- Teks Sumber -
------------

Makalah Etika dalam Berbudaya - DUNIA INFORMASI

Breaking

Wednesday 25 June 2014

Makalah Etika dalam Berbudaya

etika

BAB II
PEMBAHASAN

A.   Etika Manusia dalam Berbudaya
Kata etika berasal dari bahasa Yunani, yaitu ethos. Secara etimologis, etika adalah ajaran tentang baik–buruk, yang diterima umum atau tentang sikap, perbuatan, kewajiban, dan sebagainya. Etika bisa disamakan artinya dengan moral (mores dalam bahasa latin), akhlak, atau kesusilaan. Etika berkaitan dengan masalah nilai, karena etika pada pokoknya membicarakan masalah–masaah yang berkaitan dengan predikat nilai susila, atau tidak susila, baik dan buruk. Dalam hal ini, etika termasuk dalam kawasan nilai, sedangkan nilai etika itu sendiri berkaitan dengan baik–buruk perbuatan manusia.
Namun, etika memiliki makna yang bervariasi. Bertens menyebutkan ada tiga jenis makna etika sebagai berikut :
1.    Etika dalam arti nilai–nilai atau norma yang menjadi pegangan bagi seseorang atau kelompok orang dalam mengatur tingkah laku.
2.    Etika dalam arti kumpulan asas atau nilai moral (yang dimaksud disini adalah kode etik)
3.    Etika dalam arti ilmu atau ajaran tentang yang baik dan yang buruk . Disini etika sama artinya dengan filsafat moral.
Etika sebagai nilai dan norma etik atau moral berhubungan dengan makna etika yang pertama. Nilai–nilai etik adalah nilai tentang baik buruk kelakuan manusia. Nilai etik diwujudkan kedalam norma etik, norma moral, norma kesusilaan.
Norma etik berhubungan dengan manusia sebagai individu karena menyangkut kehidupan pribadi. Pendukung norma etik adalah nurani individu dan bukan manusia sebagai makhluk sosial atau sebagai anggota masyarakat yang terorganisir. Norma ini dapat melengkapi ketidakseimbangan hidup pribadi dan mencegah kegelisahan diri sendiri.
Norma etik ditujukan kepada umat manusia agar tebetuk kebaikan akhlak pribadi guna penyempurnaan manusia dan melarang manusia melakukan perbuatan jahat. Membunuh, berzina, mencuri, dan sebagaiya. Tidak hanya dilarang oleh norma kepercayaan atau keagamaan saja, tetapi dirasaan juga sebagai bertentangan dengan (norma) kesusilaan dalam setia hati nurani manusia. Norma etik hanya membebani manusia dengan kewajiban–kewajiban saja.
Asal atau sumber norma etik adalah dari manusia sendiri yang bersifat otonom dan tidak ditujukan kepada sikap lahir, tetapi ditujukan kepada sikap batin manusia. Batinnya sendirilah yang mengancam perbuatan yang melanggar norma kesusilaan dengan sanksi. Tidak ada kekuasaaan diluar dirinya yang memaksakan sanksi itu. Kalau terjadi pelanggaran norma etik, misalnya pencurian atau penipuan, maka akan timbullah dalam hati nurani si pelanggar itu rasa penyesalan, rasa malu, takut, dan merasa bersalah.

------------

- Cuplikan Data -
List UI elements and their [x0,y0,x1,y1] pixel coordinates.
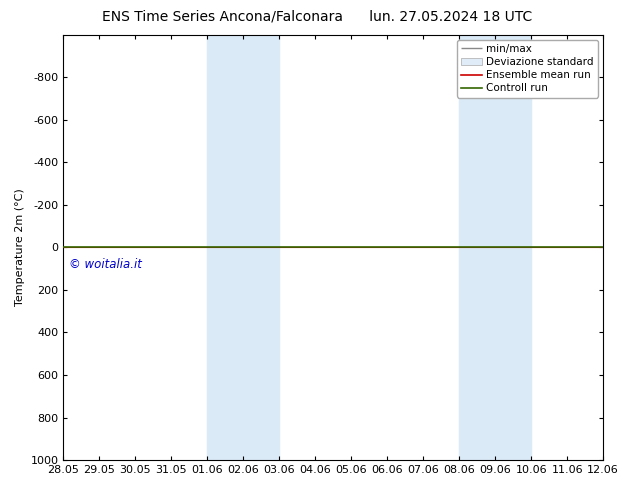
Bar [207,35,280,460]
Bar [459,35,531,460]
Text: ENS Time Series Ancona/Falconara      lun. 27.05.2024 18 UTC: ENS Time Series Ancona/Falconara lun. 27… [102,10,532,24]
Legend: min/max, Deviazione standard, Ensemble mean run, Controll run: min/max, Deviazione standard, Ensemble m… [457,40,598,98]
Y-axis label: Temperature 2m (°C): Temperature 2m (°C) [15,189,25,306]
Text: © woitalia.it: © woitalia.it [69,258,141,271]
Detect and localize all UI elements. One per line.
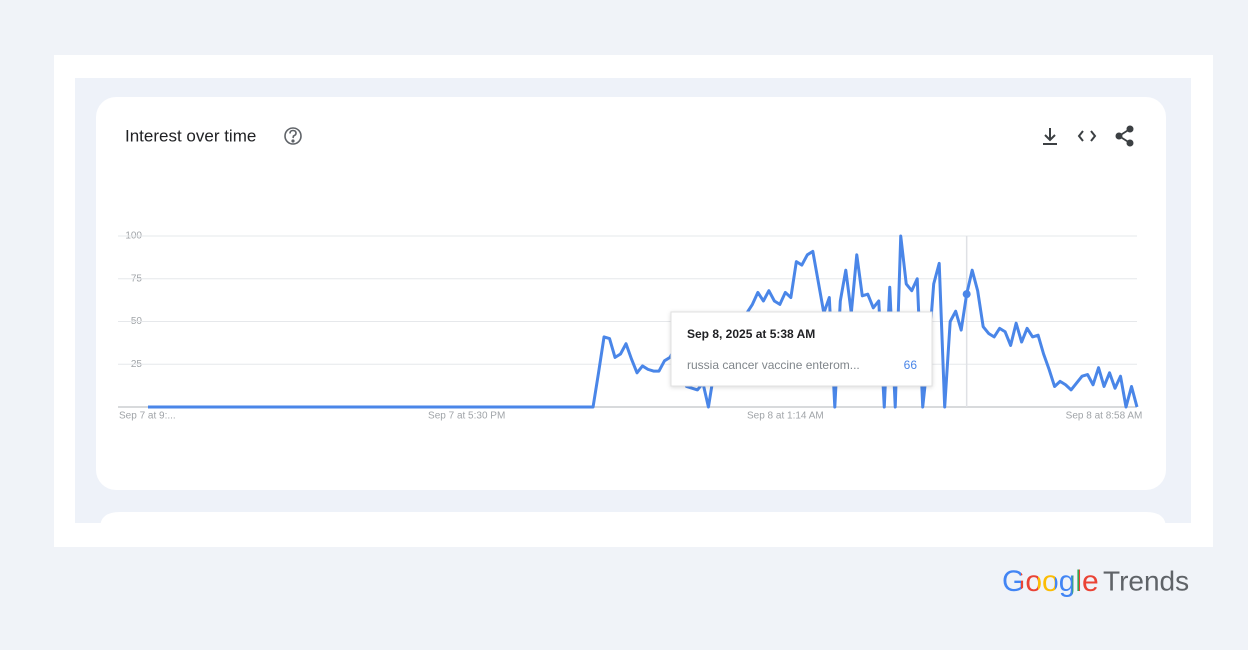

------------

- Tugas Singkat 1 -
Sebutkan semua perasaan yang menurut teks tentang etika dalam berbudaya akan timbul dalam hati nurani seseorang yang melanggar norma etik.
- Tugas Singkat 2 -
Jawablah pertanyaan berikut berdasarkan teks tentang etika dalam berbudaya.
(a) Dari bahasa dan kata apakah istilah etika berasal?
(b) Apakah yang disebut sebagai pendukung norma etik?
(c) Apa saja contoh pelanggaran norma etik yang disebutkan dalam bagian tentang asal atau sumber norma etik?
- Tugas Singkat 3 -
Lanjutkan teks tentang etika dalam berbudaya mulai dari kalimat terakhirnya.

- Hasil Latihan 1 -
- Rasa penyesalan
- Rasa malu
- Takut
- Merasa bersalah

- Hasil Latihan 2 -
(a) Dari bahasa Yunani, yaitu kata ethos.
(b) Nurani individu.
(c) Pencurian atau penipuan.

- Hasil Latihan 3 -
Daerah berlakunya norma etik relatif universal, meskipun tetap dipengaruhi oleh ideologi masyarakat pendukungya. Perilaku membunuh adalah perilaku yang amoral, asusila atau tidak etis. Pandangan itu bisa diterima oleh orang dimana saja atau universal. Namun, dalam hal tertentu, perilaku seks bebas bagi masyarakat penganut kebebasan kemungkinan bukan perilaku yang amoral. Etika masyarakat Timur mungkin berbeda dengan etika masyarakat barat.
Norma etik atau norma moral menjadi acuan manusia dalam berperilaku. Dengan norma etik, manusia bisa membedakan mana perilaku yang baik dan juga mana perilaku yang buruk. Norma etik menjadi semacam das sollen untuk berperilaku baik. Manusia yang beretika berarti perilaku manusia itu baik sesuai dengan norma–norma etik.
Budaya atau kebudayaan adalah hasil cipta, rasa dan karsa manusia. Manusia yang beretika akan menghasilkan budaya yang memiliki nilai–nilai etik pula. Etika berbudaya mengandung tuntutan atau keharusan bahwa budaya yang diciptakan manusia mengandung nilai–nilai etik yang kurang lebih bersifat universal atau diterima sebagian besar orang. Budaya yang memiliki nilai–nilai etik adalah budaya yang mampu menjaga, mempertahankan, bahakan mampu meningktkan harkat dan martabat manusia itu sendiri. Sebaliknya, budaya yang beretika adalah kebudayaan yang akan merendahkan atau bahkan menghancurkan martabat kemanusiaan.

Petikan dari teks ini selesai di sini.